Recorded data:

==================================================

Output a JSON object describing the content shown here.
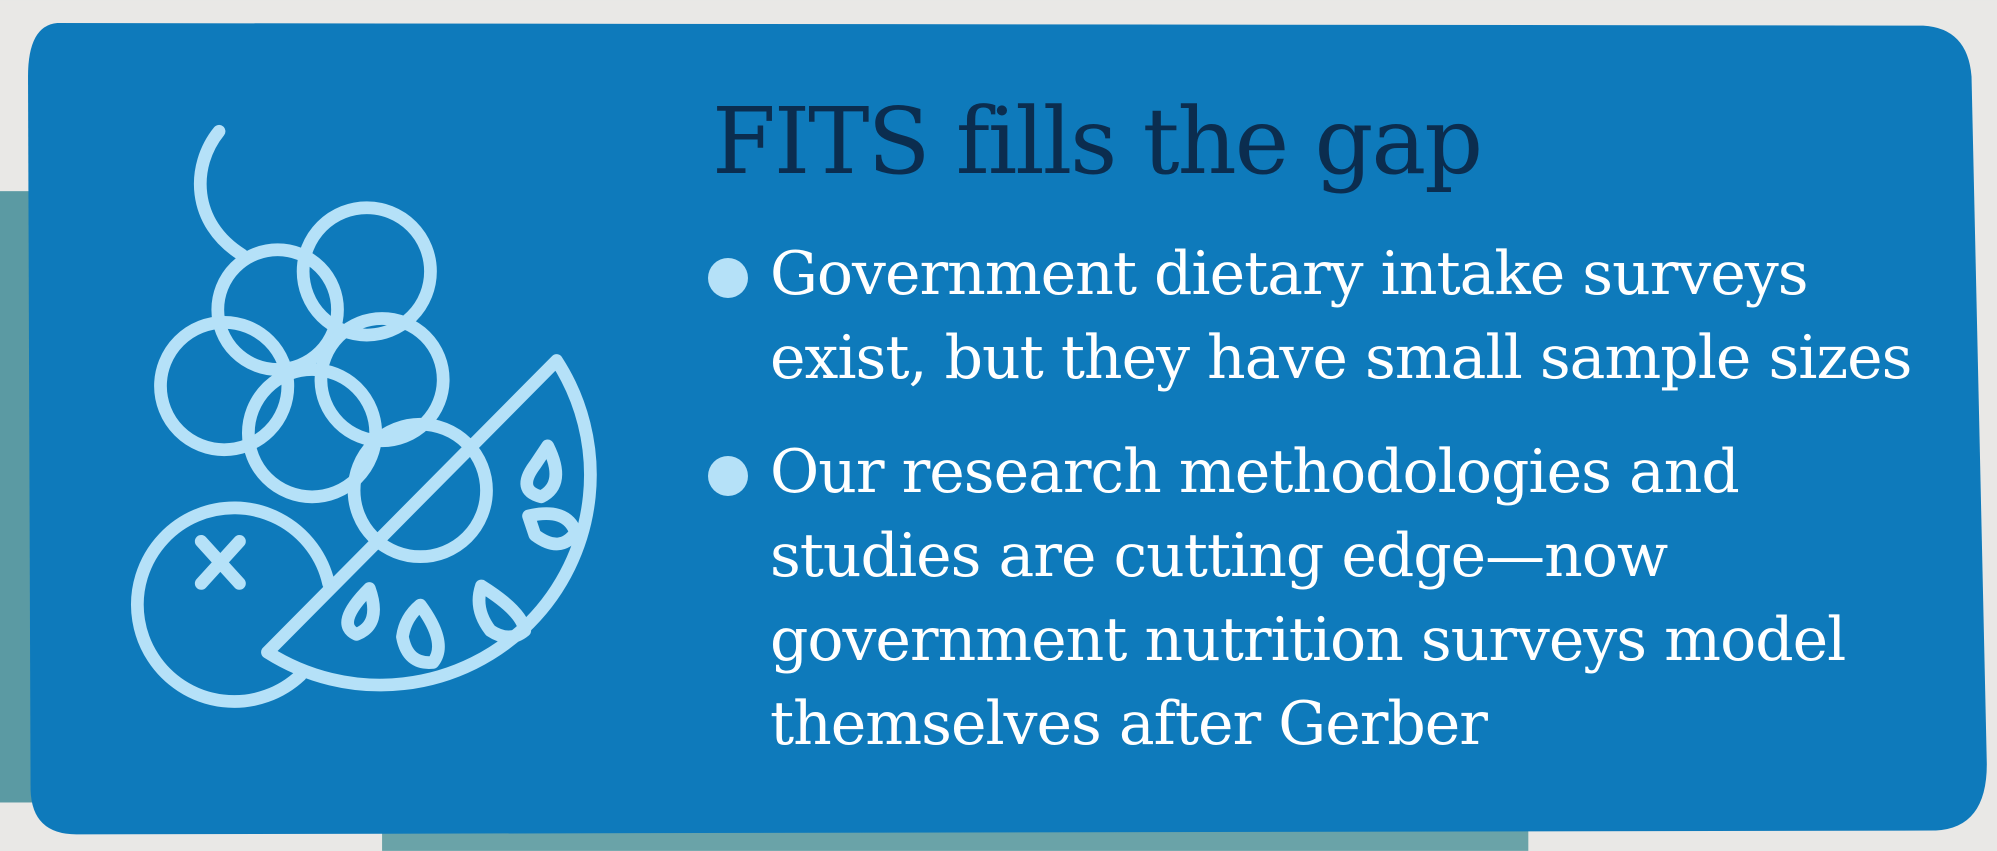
{
  "title": "FITS fills the gap",
  "bullets": [
    "Government dietary intake surveys exist, but they have small sample sizes",
    "Our research methodologies and studies are cutting edge—now government nutrition surveys model themselves after Gerber"
  ]
}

==================================================

= To do =
Repeat the records above exactly, omitting every picture.

= Task result =
Output a JSON object describing the content shown here.
{
  "title": "FITS fills the gap",
  "bullets": [
    "Government dietary intake surveys exist, but they have small sample sizes",
    "Our research methodologies and studies are cutting edge—now government nutrition surveys model themselves after Gerber"
  ]
}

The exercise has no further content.